____ Entries

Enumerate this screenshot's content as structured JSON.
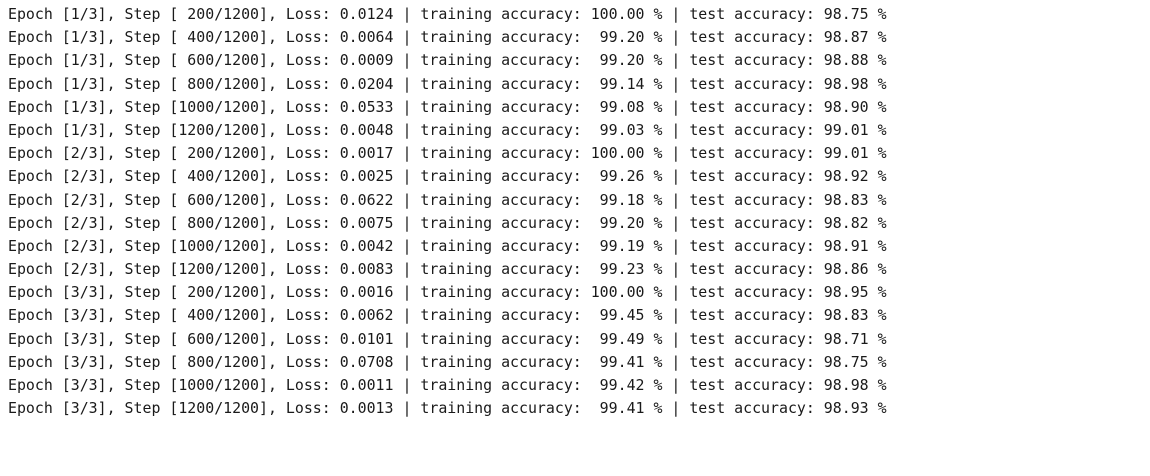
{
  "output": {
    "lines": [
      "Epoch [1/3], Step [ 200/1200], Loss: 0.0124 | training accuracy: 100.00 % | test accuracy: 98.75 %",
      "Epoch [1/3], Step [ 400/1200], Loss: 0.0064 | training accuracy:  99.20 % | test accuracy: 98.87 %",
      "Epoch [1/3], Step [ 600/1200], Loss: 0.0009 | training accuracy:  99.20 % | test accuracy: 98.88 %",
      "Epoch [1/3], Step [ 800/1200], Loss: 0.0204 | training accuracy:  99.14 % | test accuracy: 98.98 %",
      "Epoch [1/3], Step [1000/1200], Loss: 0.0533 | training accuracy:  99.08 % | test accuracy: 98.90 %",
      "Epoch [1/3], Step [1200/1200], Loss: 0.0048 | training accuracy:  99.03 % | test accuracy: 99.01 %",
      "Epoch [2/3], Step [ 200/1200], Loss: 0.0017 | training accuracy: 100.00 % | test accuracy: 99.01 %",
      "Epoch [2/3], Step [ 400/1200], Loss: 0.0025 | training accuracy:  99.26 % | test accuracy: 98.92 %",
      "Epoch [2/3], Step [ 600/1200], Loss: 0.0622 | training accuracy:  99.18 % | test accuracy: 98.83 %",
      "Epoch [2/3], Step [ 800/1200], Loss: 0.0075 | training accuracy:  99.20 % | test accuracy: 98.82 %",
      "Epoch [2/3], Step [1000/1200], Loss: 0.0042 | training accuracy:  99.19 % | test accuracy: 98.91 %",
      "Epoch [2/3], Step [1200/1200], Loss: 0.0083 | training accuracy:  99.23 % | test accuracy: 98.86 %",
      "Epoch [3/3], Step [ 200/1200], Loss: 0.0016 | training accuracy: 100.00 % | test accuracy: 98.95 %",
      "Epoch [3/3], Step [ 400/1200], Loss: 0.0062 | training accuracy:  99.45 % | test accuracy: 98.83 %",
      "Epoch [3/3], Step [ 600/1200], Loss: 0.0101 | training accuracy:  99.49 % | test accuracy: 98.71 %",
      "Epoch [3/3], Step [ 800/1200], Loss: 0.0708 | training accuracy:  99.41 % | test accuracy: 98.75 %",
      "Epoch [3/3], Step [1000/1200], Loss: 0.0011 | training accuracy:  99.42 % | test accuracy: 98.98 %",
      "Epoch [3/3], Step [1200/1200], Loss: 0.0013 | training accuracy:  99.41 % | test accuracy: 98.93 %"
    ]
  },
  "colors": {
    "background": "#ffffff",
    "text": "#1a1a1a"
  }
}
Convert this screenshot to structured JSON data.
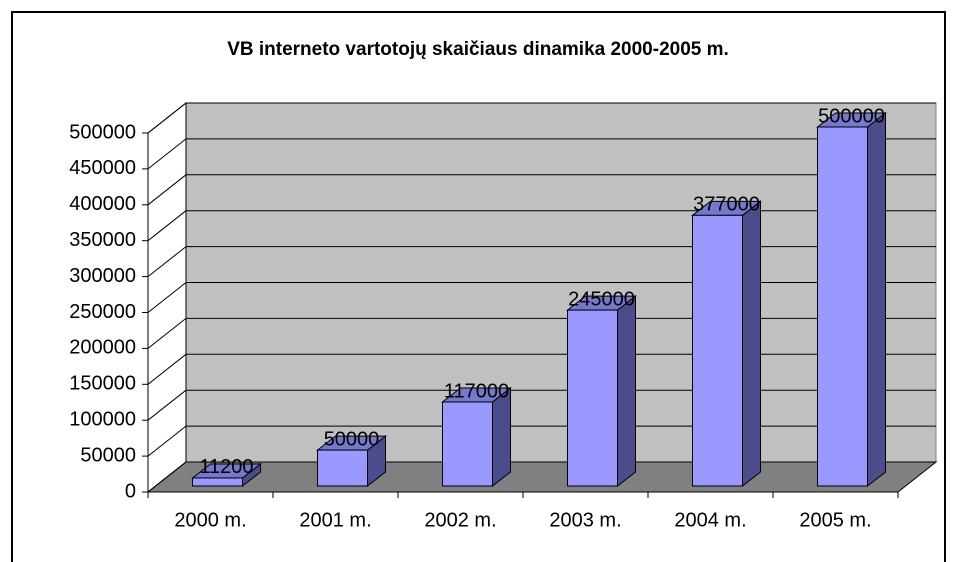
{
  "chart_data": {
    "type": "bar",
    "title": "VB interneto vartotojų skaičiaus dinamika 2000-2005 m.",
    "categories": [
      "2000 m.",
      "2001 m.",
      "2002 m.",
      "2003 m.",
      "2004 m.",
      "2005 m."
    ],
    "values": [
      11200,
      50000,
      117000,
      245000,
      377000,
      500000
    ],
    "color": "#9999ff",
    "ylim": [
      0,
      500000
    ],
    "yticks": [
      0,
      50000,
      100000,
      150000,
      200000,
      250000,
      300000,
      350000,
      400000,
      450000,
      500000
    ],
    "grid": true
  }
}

________

# Objective
Pictures are to be left out; the records above must be repeated word for word.

# Solution to this exercise
Enumerate this screenshot's content as structured JSON.
{
  "output": {
    "lines": [
      "Epoch [1/3], Step [ 200/1200], Loss: 0.0124 | training accuracy: 100.00 % | test accuracy: 98.75 %",
      "Epoch [1/3], Step [ 400/1200], Loss: 0.0064 | training accuracy:  99.20 % | test accuracy: 98.87 %",
      "Epoch [1/3], Step [ 600/1200], Loss: 0.0009 | training accuracy:  99.20 % | test accuracy: 98.88 %",
      "Epoch [1/3], Step [ 800/1200], Loss: 0.0204 | training accuracy:  99.14 % | test accuracy: 98.98 %",
      "Epoch [1/3], Step [1000/1200], Loss: 0.0533 | training accuracy:  99.08 % | test accuracy: 98.90 %",
      "Epoch [1/3], Step [1200/1200], Loss: 0.0048 | training accuracy:  99.03 % | test accuracy: 99.01 %",
      "Epoch [2/3], Step [ 200/1200], Loss: 0.0017 | training accuracy: 100.00 % | test accuracy: 99.01 %",
      "Epoch [2/3], Step [ 400/1200], Loss: 0.0025 | training accuracy:  99.26 % | test accuracy: 98.92 %",
      "Epoch [2/3], Step [ 600/1200], Loss: 0.0622 | training accuracy:  99.18 % | test accuracy: 98.83 %",
      "Epoch [2/3], Step [ 800/1200], Loss: 0.0075 | training accuracy:  99.20 % | test accuracy: 98.82 %",
      "Epoch [2/3], Step [1000/1200], Loss: 0.0042 | training accuracy:  99.19 % | test accuracy: 98.91 %",
      "Epoch [2/3], Step [1200/1200], Loss: 0.0083 | training accuracy:  99.23 % | test accuracy: 98.86 %",
      "Epoch [3/3], Step [ 200/1200], Loss: 0.0016 | training accuracy: 100.00 % | test accuracy: 98.95 %",
      "Epoch [3/3], Step [ 400/1200], Loss: 0.0062 | training accuracy:  99.45 % | test accuracy: 98.83 %",
      "Epoch [3/3], Step [ 600/1200], Loss: 0.0101 | training accuracy:  99.49 % | test accuracy: 98.71 %",
      "Epoch [3/3], Step [ 800/1200], Loss: 0.0708 | training accuracy:  99.41 % | test accuracy: 98.75 %",
      "Epoch [3/3], Step [1000/1200], Loss: 0.0011 | training accuracy:  99.42 % | test accuracy: 98.98 %",
      "Epoch [3/3], Step [1200/1200], Loss: 0.0013 | training accuracy:  99.41 % | test accuracy: 98.93 %"
    ]
  },
  "colors": {
    "background": "#ffffff",
    "text": "#1a1a1a"
  }
}
Convert this screenshot to structured JSON data.
{
  "chart_data": {
    "type": "bar",
    "title": "VB interneto vartotojų skaičiaus dinamika 2000-2005 m.",
    "categories": [
      "2000 m.",
      "2001 m.",
      "2002 m.",
      "2003 m.",
      "2004 m.",
      "2005 m."
    ],
    "values": [
      11200,
      50000,
      117000,
      245000,
      377000,
      500000
    ],
    "color": "#9999ff",
    "ylim": [
      0,
      500000
    ],
    "yticks": [
      0,
      50000,
      100000,
      150000,
      200000,
      250000,
      300000,
      350000,
      400000,
      450000,
      500000
    ],
    "grid": true
  }
}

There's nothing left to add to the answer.